Your objective » Extract each record and reproduce it exactly.

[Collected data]
--- start ---

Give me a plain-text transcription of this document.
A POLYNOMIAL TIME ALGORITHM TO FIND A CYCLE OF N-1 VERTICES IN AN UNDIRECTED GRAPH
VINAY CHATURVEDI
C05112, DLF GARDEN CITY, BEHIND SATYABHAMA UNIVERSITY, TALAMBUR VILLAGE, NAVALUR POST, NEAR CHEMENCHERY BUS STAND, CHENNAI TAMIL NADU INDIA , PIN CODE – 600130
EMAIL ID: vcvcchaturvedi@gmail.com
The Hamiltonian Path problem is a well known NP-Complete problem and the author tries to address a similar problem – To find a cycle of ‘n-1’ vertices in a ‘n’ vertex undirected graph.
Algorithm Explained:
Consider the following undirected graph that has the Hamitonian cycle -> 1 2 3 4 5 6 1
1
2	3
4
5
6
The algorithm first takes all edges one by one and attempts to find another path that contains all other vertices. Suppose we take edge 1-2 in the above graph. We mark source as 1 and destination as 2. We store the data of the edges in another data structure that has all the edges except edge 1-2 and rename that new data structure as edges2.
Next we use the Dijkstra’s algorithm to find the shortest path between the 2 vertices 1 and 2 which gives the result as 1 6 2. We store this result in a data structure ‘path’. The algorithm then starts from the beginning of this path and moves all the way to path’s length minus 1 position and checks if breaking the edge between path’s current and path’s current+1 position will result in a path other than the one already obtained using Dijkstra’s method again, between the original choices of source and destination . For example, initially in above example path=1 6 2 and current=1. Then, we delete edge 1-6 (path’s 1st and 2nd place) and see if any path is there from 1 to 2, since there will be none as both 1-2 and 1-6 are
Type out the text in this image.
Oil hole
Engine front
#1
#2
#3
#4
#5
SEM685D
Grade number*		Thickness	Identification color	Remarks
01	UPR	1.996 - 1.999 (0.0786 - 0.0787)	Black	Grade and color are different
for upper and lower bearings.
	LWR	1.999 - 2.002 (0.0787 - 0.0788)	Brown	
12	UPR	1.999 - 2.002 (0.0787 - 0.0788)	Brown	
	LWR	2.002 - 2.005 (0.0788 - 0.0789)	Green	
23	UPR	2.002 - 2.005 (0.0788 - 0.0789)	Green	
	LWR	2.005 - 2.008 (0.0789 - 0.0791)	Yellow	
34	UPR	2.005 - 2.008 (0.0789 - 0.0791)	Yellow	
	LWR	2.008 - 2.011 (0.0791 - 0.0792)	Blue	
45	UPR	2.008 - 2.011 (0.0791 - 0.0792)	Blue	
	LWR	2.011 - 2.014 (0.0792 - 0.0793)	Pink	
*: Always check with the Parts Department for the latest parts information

--- end ---

Full solution »
Give me a plain-text transcription of this document.
A POLYNOMIAL TIME ALGORITHM TO FIND A CYCLE OF N-1 VERTICES IN AN UNDIRECTED GRAPH
VINAY CHATURVEDI
C05112, DLF GARDEN CITY, BEHIND SATYABHAMA UNIVERSITY, TALAMBUR VILLAGE, NAVALUR POST, NEAR CHEMENCHERY BUS STAND, CHENNAI TAMIL NADU INDIA , PIN CODE – 600130
EMAIL ID: vcvcchaturvedi@gmail.com
The Hamiltonian Path problem is a well known NP-Complete problem and the author tries to address a similar problem – To find a cycle of ‘n-1’ vertices in a ‘n’ vertex undirected graph.
Algorithm Explained:
Consider the following undirected graph that has the Hamitonian cycle -> 1 2 3 4 5 6 1
1
2	3
4
5
6
The algorithm first takes all edges one by one and attempts to find another path that contains all other vertices. Suppose we take edge 1-2 in the above graph. We mark source as 1 and destination as 2. We store the data of the edges in another data structure that has all the edges except edge 1-2 and rename that new data structure as edges2.
Next we use the Dijkstra’s algorithm to find the shortest path between the 2 vertices 1 and 2 which gives the result as 1 6 2. We store this result in a data structure ‘path’. The algorithm then starts from the beginning of this path and moves all the way to path’s length minus 1 position and checks if breaking the edge between path’s current and path’s current+1 position will result in a path other than the one already obtained using Dijkstra’s method again, between the original choices of source and destination . For example, initially in above example path=1 6 2 and current=1. Then, we delete edge 1-6 (path’s 1st and 2nd place) and see if any path is there from 1 to 2, since there will be none as both 1-2 and 1-6 are
Type out the text in this image.
Oil hole
Engine front
#1
#2
#3
#4
#5
SEM685D
Grade number*		Thickness	Identification color	Remarks
01	UPR	1.996 - 1.999 (0.0786 - 0.0787)	Black	Grade and color are different
for upper and lower bearings.
	LWR	1.999 - 2.002 (0.0787 - 0.0788)	Brown	
12	UPR	1.999 - 2.002 (0.0787 - 0.0788)	Brown	
	LWR	2.002 - 2.005 (0.0788 - 0.0789)	Green	
23	UPR	2.002 - 2.005 (0.0788 - 0.0789)	Green	
	LWR	2.005 - 2.008 (0.0789 - 0.0791)	Yellow	
34	UPR	2.005 - 2.008 (0.0789 - 0.0791)	Yellow	
	LWR	2.008 - 2.011 (0.0791 - 0.0792)	Blue	
45	UPR	2.008 - 2.011 (0.0791 - 0.0792)	Blue	
	LWR	2.011 - 2.014 (0.0792 - 0.0793)	Pink	
*: Always check with the Parts Department for the latest parts information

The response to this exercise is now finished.